**Recorded information:**

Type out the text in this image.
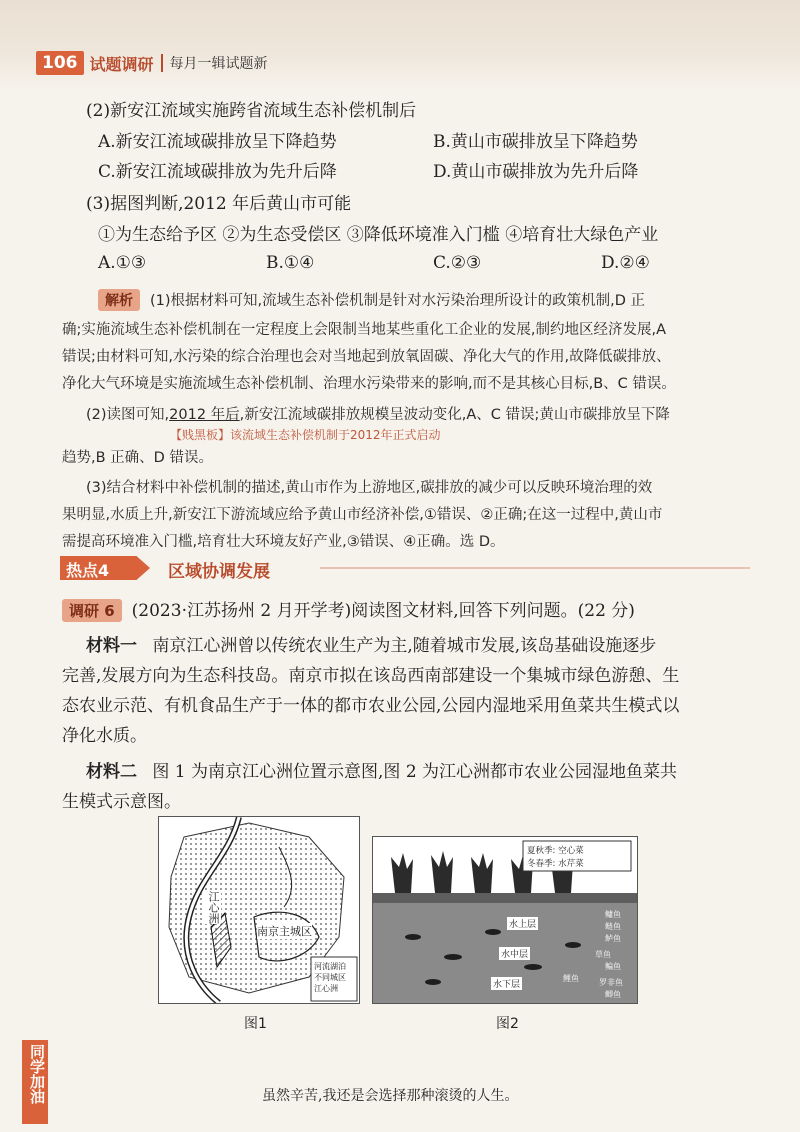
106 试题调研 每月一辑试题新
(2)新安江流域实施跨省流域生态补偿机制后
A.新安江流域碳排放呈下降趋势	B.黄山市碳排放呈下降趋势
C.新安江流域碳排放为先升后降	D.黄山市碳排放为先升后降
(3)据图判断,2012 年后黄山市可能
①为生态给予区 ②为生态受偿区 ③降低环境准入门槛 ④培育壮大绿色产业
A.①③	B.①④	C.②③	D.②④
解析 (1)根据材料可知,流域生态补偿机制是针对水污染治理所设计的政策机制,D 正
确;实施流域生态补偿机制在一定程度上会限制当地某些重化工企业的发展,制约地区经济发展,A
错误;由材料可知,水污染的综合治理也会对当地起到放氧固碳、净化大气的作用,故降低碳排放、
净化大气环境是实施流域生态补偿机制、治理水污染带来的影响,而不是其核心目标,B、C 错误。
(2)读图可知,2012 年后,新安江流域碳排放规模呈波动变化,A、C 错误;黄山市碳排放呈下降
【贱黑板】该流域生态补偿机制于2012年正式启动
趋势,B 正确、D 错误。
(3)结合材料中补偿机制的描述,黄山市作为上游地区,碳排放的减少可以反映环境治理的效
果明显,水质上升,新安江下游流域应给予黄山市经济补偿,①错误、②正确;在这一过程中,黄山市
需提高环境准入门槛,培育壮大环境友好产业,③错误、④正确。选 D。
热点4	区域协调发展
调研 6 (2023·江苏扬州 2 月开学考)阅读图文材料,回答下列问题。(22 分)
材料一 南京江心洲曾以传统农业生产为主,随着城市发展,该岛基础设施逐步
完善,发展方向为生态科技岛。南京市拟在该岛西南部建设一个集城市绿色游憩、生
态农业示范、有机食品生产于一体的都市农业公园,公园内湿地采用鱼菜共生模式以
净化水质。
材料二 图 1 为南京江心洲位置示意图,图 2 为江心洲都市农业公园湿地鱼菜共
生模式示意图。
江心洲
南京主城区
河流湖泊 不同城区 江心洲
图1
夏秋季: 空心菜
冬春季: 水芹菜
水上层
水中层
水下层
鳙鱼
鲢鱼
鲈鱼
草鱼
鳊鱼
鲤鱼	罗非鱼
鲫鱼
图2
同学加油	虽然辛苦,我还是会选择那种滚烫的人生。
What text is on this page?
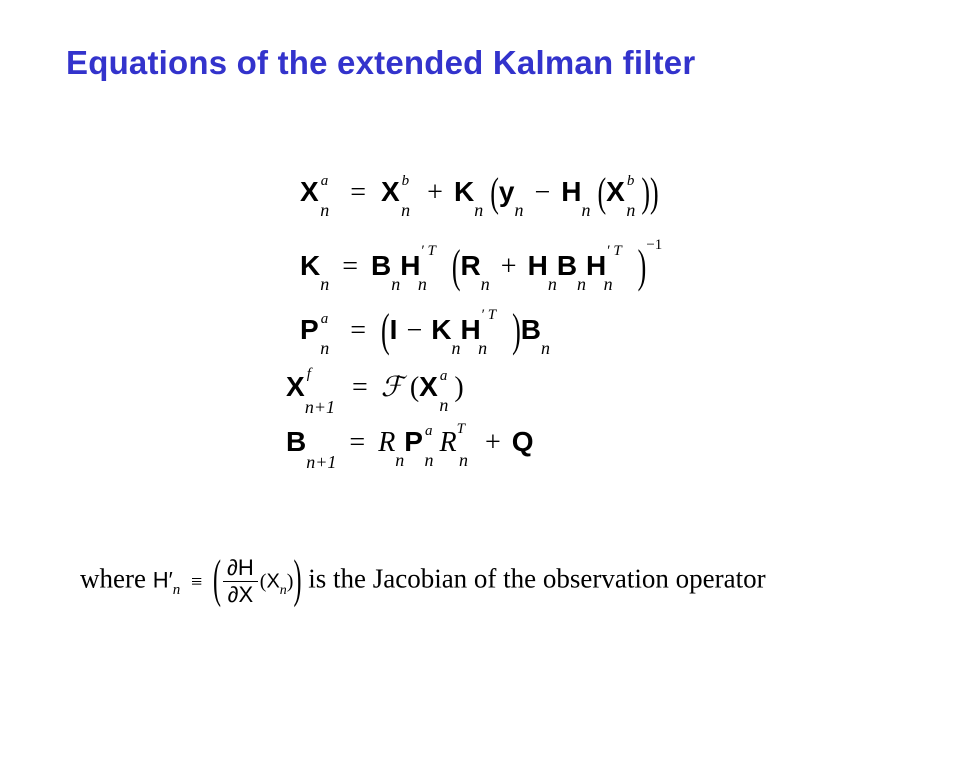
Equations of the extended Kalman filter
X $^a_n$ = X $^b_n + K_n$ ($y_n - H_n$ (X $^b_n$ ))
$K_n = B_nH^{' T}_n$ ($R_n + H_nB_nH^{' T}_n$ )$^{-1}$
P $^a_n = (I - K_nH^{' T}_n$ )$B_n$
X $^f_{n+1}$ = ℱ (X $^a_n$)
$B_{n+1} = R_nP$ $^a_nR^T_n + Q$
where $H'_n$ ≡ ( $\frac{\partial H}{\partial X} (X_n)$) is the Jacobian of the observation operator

**Exercise aim:** Wherever a line in the data above holds "this", copy that line.

**Task answer:**
Type out the text in this image.
What text is on this page?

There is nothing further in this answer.